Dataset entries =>
____________

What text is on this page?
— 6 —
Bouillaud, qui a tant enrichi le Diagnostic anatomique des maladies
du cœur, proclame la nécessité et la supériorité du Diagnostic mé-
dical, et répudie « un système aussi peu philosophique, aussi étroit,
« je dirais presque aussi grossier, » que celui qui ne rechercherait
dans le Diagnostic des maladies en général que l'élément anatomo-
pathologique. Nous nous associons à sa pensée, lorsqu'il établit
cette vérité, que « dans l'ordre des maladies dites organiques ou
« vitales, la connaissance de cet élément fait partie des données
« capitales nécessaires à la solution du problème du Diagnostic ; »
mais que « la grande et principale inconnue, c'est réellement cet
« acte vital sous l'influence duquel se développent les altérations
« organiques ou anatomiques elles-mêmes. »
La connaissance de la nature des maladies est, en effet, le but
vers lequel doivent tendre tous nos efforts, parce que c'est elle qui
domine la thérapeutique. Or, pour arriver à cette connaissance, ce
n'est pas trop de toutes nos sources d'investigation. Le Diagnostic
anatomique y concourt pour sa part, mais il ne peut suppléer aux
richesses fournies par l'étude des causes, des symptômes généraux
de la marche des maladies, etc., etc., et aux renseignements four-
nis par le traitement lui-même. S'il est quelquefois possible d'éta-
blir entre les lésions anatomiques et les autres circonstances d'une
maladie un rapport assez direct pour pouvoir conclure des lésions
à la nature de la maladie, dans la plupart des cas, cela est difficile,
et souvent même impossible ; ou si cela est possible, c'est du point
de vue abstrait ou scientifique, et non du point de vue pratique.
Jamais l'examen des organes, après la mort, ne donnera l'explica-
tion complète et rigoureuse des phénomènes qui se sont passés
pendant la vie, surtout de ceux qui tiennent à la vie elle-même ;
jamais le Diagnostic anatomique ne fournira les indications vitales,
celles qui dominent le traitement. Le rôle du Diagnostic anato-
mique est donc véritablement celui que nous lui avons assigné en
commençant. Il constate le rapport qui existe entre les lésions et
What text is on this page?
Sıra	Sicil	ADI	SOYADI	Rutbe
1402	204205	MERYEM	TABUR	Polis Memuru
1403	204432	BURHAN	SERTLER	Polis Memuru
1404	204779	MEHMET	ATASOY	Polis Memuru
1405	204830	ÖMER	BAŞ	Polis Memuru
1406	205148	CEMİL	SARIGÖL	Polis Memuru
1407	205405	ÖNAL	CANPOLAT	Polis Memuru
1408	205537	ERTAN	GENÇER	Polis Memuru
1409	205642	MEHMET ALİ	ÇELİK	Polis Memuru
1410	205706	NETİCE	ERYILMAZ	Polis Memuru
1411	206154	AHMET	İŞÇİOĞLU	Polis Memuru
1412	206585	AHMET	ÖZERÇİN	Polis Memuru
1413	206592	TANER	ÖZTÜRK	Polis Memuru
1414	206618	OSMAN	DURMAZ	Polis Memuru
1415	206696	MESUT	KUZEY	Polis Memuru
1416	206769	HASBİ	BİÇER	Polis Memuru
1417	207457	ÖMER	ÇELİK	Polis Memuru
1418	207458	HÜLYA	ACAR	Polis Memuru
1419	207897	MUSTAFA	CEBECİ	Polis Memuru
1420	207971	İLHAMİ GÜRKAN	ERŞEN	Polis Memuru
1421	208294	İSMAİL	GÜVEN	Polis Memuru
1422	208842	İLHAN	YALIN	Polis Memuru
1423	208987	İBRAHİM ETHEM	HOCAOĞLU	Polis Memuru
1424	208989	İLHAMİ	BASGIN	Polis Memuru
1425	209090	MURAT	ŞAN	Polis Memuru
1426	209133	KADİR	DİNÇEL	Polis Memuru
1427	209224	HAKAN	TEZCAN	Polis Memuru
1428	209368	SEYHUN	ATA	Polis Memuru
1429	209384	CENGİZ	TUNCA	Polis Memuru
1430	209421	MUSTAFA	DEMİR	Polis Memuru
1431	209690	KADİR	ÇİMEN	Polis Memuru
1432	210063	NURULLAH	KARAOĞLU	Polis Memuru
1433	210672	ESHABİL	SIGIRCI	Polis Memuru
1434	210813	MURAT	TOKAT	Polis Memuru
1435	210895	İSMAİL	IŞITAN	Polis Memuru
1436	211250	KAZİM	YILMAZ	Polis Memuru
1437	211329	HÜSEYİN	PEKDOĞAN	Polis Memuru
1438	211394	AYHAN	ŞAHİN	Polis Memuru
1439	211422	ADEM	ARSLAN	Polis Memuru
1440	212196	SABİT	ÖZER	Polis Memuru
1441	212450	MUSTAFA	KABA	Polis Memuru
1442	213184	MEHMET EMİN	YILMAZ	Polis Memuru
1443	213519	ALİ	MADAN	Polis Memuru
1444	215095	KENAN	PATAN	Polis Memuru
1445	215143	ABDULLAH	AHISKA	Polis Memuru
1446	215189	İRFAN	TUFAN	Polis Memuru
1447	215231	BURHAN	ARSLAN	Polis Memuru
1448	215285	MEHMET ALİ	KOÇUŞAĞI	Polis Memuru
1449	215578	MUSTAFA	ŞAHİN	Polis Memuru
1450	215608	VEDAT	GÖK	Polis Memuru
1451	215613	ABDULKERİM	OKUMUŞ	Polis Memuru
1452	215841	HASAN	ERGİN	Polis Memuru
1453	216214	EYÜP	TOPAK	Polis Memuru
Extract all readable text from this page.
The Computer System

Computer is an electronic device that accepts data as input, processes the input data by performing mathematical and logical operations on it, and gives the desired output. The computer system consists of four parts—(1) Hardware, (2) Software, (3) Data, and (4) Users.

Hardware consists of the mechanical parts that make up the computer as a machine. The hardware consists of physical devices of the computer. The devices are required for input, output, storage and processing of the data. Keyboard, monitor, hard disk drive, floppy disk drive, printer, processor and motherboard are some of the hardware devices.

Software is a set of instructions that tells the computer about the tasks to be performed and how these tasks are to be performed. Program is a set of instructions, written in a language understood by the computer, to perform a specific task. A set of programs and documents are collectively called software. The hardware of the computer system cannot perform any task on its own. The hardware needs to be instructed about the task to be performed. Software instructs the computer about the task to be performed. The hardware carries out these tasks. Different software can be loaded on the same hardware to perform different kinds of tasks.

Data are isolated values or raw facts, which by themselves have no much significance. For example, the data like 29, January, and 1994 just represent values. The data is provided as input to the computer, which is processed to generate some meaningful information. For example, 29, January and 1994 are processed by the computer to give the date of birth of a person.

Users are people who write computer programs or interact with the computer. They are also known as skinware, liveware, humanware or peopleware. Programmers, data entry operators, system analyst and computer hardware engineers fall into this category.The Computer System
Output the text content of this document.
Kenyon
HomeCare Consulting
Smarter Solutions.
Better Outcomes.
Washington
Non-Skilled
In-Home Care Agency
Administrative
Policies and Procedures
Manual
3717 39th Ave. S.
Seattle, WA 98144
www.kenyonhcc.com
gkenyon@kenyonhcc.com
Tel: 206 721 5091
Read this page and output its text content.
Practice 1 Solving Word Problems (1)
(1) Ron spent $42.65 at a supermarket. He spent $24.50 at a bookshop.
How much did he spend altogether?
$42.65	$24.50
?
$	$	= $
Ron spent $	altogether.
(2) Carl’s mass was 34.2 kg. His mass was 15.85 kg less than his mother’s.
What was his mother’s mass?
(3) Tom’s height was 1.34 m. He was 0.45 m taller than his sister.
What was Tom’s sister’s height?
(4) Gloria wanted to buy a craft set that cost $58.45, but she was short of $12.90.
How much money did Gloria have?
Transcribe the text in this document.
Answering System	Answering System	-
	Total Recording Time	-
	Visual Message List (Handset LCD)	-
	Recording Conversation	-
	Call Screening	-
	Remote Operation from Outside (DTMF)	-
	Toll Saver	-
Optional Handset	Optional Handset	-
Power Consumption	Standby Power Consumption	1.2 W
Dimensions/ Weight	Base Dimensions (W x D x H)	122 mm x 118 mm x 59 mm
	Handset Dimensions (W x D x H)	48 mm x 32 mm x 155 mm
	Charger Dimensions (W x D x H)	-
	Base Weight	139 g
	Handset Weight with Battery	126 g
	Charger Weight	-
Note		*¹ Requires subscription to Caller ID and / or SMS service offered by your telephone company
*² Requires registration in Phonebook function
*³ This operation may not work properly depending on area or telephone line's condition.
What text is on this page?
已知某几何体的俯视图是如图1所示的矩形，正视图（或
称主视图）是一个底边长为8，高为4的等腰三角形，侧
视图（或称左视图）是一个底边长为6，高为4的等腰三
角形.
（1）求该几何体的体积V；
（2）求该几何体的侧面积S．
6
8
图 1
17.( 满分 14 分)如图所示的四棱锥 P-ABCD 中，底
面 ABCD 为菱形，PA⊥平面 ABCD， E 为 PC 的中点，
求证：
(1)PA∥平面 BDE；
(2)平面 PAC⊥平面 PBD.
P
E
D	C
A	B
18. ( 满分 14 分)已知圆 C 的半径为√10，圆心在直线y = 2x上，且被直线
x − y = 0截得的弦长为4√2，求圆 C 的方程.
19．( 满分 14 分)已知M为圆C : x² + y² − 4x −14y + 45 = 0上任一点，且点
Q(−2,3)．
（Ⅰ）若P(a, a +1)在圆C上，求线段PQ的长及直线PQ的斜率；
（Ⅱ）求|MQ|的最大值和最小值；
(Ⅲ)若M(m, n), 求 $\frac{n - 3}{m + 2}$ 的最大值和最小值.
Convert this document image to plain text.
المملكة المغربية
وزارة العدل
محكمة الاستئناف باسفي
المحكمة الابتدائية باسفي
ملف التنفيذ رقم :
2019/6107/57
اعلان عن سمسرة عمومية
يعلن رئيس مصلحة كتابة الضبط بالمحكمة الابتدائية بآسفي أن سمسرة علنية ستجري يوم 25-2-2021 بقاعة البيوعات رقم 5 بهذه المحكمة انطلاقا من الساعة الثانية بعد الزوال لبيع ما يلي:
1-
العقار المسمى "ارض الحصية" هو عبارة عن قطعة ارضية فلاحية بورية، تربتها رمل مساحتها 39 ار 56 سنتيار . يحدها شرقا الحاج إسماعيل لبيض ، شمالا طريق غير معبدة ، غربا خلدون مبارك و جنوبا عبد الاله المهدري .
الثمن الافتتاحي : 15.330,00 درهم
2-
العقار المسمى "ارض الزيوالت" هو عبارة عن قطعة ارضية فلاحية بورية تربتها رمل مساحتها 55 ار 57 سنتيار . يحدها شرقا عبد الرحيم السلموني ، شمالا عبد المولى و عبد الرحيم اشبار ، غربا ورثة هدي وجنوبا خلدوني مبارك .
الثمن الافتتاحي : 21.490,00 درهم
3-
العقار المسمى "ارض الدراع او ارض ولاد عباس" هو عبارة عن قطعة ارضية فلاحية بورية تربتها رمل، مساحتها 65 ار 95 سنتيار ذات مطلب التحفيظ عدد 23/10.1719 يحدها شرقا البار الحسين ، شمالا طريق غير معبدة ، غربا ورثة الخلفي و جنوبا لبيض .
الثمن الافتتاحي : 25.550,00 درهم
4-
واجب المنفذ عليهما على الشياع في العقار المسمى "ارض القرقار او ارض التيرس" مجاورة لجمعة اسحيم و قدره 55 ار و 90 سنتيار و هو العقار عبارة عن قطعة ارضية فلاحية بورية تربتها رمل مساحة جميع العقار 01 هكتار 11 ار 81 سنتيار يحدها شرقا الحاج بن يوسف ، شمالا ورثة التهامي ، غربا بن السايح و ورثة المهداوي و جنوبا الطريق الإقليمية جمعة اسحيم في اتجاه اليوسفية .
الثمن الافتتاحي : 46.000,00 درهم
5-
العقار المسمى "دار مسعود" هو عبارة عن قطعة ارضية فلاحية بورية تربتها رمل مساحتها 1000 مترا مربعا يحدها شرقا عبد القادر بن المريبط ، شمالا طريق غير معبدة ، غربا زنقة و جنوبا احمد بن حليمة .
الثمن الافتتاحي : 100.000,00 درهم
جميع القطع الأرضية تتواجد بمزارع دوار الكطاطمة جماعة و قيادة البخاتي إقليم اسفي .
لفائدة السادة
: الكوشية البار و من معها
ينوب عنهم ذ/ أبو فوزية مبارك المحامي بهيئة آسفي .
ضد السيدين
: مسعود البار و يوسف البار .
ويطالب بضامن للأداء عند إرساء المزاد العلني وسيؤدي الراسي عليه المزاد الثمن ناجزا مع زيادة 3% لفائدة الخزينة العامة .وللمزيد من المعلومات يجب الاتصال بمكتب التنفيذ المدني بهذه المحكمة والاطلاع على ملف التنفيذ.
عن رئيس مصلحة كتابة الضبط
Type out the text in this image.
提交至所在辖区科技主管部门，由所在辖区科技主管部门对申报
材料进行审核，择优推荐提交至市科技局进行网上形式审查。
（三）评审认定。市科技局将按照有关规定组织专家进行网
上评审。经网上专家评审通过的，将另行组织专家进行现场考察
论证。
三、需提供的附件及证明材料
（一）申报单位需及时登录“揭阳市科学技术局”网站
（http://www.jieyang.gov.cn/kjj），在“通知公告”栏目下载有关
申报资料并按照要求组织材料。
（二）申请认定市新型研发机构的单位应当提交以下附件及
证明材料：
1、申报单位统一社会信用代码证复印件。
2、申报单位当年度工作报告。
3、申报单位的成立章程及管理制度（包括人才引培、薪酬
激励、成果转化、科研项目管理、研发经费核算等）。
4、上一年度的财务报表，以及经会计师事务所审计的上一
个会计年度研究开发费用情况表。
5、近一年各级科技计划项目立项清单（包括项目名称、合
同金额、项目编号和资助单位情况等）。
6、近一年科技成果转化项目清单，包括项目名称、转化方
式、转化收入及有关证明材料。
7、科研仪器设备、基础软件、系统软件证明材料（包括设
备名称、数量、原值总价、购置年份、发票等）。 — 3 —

____________

What is being asked =>
Return only the lines running from the line with "Type out the text in this image." to the last line of the records, both included, exactly as written.

Output below =>
Type out the text in this image.
提交至所在辖区科技主管部门，由所在辖区科技主管部门对申报
材料进行审核，择优推荐提交至市科技局进行网上形式审查。
（三）评审认定。市科技局将按照有关规定组织专家进行网
上评审。经网上专家评审通过的，将另行组织专家进行现场考察
论证。
三、需提供的附件及证明材料
（一）申报单位需及时登录“揭阳市科学技术局”网站
（http://www.jieyang.gov.cn/kjj），在“通知公告”栏目下载有关
申报资料并按照要求组织材料。
（二）申请认定市新型研发机构的单位应当提交以下附件及
证明材料：
1、申报单位统一社会信用代码证复印件。
2、申报单位当年度工作报告。
3、申报单位的成立章程及管理制度（包括人才引培、薪酬
激励、成果转化、科研项目管理、研发经费核算等）。
4、上一年度的财务报表，以及经会计师事务所审计的上一
个会计年度研究开发费用情况表。
5、近一年各级科技计划项目立项清单（包括项目名称、合
同金额、项目编号和资助单位情况等）。
6、近一年科技成果转化项目清单，包括项目名称、转化方
式、转化收入及有关证明材料。
7、科研仪器设备、基础软件、系统软件证明材料（包括设
备名称、数量、原值总价、购置年份、发票等）。 — 3 —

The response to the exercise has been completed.